▶ [EXERCISE] Leave out the pictures and copy everything else below exactly.

-=-=-

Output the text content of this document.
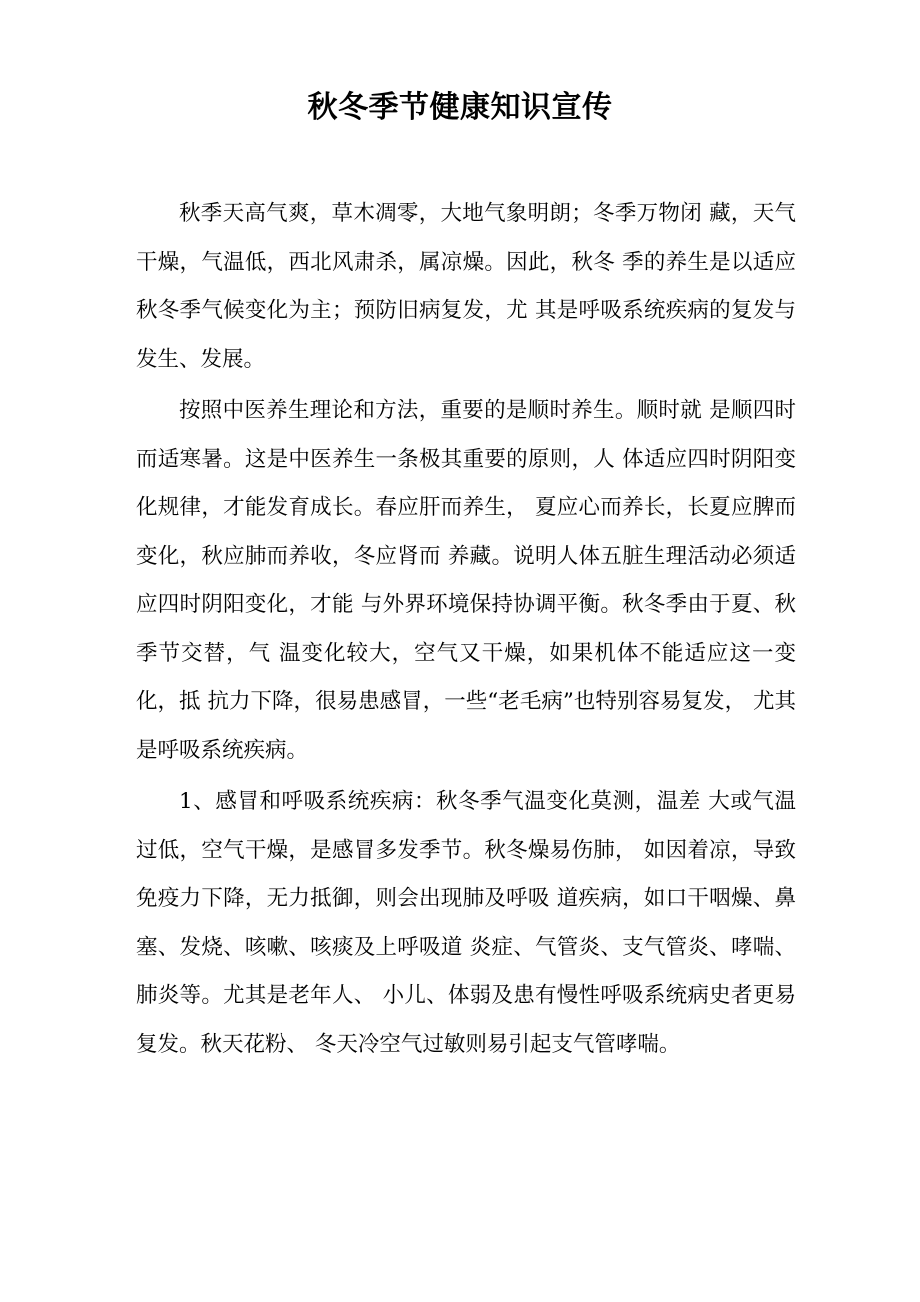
秋冬季节健康知识宣传

秋季天高气爽，草木凋零，大地气象明朗；冬季万物闭 藏，天气干燥，气温低，西北风肃杀，属凉燥。因此，秋冬 季的养生是以适应秋冬季气候变化为主；预防旧病复发，尤 其是呼吸系统疾病的复发与发生、发展。

按照中医养生理论和方法，重要的是顺时养生。顺时就 是顺四时而适寒暑。这是中医养生一条极其重要的原则，人 体适应四时阴阳变化规律，才能发育成长。春应肝而养生， 夏应心而养长，长夏应脾而变化，秋应肺而养收，冬应肾而 养藏。说明人体五脏生理活动必须适应四时阴阳变化，才能 与外界环境保持协调平衡。秋冬季由于夏、秋季节交替，气 温变化较大，空气又干燥，如果机体不能适应这一变化，抵 抗力下降，很易患感冒，一些“老毛病”也特别容易复发， 尤其是呼吸系统疾病。

1、感冒和呼吸系统疾病：秋冬季气温变化莫测，温差 大或气温过低，空气干燥，是感冒多发季节。秋冬燥易伤肺， 如因着凉，导致免疫力下降，无力抵御，则会出现肺及呼吸 道疾病，如口干咽燥、鼻塞、发烧、咳嗽、咳痰及上呼吸道 炎症、气管炎、支气管炎、哮喘、肺炎等。尤其是老年人、 小儿、体弱及患有慢性呼吸系统病史者更易复发。秋天花粉、 冬天冷空气过敏则易引起支气管哮喘。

-=-=-

▶ [SOLUTION]
Output the text content of this document.
秋冬季节健康知识宣传

秋季天高气爽，草木凋零，大地气象明朗；冬季万物闭 藏，天气干燥，气温低，西北风肃杀，属凉燥。因此，秋冬 季的养生是以适应秋冬季气候变化为主；预防旧病复发，尤 其是呼吸系统疾病的复发与发生、发展。

按照中医养生理论和方法，重要的是顺时养生。顺时就 是顺四时而适寒暑。这是中医养生一条极其重要的原则，人 体适应四时阴阳变化规律，才能发育成长。春应肝而养生， 夏应心而养长，长夏应脾而变化，秋应肺而养收，冬应肾而 养藏。说明人体五脏生理活动必须适应四时阴阳变化，才能 与外界环境保持协调平衡。秋冬季由于夏、秋季节交替，气 温变化较大，空气又干燥，如果机体不能适应这一变化，抵 抗力下降，很易患感冒，一些“老毛病”也特别容易复发， 尤其是呼吸系统疾病。

1、感冒和呼吸系统疾病：秋冬季气温变化莫测，温差 大或气温过低，空气干燥，是感冒多发季节。秋冬燥易伤肺， 如因着凉，导致免疫力下降，无力抵御，则会出现肺及呼吸 道疾病，如口干咽燥、鼻塞、发烧、咳嗽、咳痰及上呼吸道 炎症、气管炎、支气管炎、哮喘、肺炎等。尤其是老年人、 小儿、体弱及患有慢性呼吸系统病史者更易复发。秋天花粉、 冬天冷空气过敏则易引起支气管哮喘。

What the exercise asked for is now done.